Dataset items
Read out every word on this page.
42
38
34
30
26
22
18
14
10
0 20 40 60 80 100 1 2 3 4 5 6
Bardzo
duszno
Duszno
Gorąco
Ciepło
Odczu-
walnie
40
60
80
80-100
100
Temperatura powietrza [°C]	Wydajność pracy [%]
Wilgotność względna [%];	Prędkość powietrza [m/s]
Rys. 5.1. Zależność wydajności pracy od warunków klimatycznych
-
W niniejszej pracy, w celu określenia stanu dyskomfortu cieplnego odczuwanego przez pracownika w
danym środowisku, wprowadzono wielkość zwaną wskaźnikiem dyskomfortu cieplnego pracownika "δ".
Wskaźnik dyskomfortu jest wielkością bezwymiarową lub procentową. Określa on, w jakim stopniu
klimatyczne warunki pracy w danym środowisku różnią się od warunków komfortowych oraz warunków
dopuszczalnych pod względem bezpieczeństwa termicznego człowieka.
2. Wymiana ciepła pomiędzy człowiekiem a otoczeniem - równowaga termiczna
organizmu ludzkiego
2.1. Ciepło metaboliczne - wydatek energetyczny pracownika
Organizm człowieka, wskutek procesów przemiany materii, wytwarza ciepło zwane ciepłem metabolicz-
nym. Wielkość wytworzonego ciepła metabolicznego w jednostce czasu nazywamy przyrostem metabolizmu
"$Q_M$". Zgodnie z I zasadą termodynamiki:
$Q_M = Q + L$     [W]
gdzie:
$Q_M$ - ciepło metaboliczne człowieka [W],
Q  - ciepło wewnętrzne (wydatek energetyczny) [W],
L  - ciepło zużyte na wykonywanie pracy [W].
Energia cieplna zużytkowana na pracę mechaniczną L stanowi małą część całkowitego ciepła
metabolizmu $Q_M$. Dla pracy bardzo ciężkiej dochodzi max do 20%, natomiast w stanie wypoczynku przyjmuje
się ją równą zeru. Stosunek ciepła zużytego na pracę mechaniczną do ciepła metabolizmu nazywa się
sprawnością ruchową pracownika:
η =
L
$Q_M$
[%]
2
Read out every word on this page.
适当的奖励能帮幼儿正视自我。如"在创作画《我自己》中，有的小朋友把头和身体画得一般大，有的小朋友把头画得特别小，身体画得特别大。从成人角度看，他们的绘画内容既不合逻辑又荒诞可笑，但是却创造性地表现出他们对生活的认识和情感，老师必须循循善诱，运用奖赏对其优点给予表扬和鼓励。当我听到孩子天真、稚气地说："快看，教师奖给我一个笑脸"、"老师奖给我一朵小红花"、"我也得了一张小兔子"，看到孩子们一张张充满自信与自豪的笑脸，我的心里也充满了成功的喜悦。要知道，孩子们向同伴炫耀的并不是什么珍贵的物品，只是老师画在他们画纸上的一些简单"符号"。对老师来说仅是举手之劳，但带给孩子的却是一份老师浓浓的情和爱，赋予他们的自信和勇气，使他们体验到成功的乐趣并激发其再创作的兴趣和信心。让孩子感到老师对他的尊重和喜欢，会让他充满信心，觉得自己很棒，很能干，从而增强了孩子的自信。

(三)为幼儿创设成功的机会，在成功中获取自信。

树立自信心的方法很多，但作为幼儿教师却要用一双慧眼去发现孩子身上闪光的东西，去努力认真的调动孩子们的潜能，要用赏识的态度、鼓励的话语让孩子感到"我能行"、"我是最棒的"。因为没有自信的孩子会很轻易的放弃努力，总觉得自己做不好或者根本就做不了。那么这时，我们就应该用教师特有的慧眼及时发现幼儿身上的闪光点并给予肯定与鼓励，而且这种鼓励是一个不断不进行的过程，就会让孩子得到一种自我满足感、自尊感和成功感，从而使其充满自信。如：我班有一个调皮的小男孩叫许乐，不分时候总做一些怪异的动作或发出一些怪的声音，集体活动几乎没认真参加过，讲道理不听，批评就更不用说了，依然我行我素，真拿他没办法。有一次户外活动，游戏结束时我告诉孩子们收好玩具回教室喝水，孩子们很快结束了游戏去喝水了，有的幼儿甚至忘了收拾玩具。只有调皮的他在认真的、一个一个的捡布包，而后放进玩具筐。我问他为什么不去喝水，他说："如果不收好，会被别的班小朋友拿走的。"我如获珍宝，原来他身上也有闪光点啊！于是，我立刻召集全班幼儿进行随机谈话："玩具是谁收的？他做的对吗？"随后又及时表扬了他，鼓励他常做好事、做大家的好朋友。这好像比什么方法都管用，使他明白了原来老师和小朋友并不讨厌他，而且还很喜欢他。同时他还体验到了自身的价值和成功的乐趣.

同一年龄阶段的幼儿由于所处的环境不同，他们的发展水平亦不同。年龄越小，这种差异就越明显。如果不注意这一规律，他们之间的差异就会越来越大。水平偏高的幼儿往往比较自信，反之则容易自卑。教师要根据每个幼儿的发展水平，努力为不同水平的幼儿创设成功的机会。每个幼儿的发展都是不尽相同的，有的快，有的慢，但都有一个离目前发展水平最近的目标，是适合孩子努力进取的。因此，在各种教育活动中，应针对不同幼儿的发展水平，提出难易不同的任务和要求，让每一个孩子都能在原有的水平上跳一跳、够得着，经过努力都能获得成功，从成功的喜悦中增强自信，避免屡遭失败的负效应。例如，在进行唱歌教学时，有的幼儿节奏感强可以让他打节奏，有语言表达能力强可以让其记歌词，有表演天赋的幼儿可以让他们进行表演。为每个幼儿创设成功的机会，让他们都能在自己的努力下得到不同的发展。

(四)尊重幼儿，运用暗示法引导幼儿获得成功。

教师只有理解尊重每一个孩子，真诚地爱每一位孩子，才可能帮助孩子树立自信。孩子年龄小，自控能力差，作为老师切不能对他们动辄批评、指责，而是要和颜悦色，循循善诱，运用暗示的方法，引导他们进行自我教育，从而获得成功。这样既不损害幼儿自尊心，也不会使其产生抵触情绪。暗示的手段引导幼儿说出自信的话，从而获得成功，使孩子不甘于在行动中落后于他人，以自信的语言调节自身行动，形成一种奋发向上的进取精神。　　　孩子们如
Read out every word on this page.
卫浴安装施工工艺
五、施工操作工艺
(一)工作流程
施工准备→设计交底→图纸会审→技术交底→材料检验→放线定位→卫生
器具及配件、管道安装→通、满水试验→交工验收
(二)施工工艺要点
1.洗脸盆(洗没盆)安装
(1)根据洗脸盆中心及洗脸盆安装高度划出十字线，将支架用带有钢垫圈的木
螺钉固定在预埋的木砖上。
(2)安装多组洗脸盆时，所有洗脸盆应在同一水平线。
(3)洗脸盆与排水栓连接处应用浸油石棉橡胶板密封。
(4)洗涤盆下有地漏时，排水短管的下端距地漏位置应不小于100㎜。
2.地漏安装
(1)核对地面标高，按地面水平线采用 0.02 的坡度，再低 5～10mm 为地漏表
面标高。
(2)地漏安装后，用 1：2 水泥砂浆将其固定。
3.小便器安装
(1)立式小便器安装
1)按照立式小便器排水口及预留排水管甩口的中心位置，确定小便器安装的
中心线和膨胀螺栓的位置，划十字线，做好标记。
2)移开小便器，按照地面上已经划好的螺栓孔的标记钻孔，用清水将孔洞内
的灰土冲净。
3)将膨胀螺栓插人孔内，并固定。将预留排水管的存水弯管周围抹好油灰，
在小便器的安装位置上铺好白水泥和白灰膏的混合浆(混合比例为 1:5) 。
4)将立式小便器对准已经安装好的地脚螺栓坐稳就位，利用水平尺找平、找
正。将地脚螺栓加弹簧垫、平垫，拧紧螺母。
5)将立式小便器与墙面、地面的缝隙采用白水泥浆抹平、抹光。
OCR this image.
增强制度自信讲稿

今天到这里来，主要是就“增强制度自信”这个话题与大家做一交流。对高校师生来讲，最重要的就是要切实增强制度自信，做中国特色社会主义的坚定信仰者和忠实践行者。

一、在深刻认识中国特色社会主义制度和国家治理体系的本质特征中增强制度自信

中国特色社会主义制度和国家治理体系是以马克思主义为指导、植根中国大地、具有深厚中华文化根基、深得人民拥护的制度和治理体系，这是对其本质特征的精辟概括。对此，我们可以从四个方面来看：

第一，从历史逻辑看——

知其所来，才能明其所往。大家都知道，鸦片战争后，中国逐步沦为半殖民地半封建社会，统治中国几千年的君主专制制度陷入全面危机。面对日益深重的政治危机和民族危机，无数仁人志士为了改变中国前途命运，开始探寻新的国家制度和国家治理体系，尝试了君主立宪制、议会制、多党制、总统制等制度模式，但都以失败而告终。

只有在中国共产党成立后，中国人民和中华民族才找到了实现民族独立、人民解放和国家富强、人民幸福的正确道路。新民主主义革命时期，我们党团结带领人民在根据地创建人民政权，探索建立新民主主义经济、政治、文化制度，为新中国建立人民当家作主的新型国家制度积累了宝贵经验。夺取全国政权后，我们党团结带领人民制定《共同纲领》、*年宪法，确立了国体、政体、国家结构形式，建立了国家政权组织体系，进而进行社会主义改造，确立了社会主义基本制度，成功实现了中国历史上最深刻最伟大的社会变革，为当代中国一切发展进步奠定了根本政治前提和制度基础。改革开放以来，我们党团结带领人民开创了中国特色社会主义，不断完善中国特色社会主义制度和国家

YOUR OBJECTIVE: The string "pracownika" may appear in lines of the listing above; tally those lines and give the number only.

EXERCISE OUTPUT: 4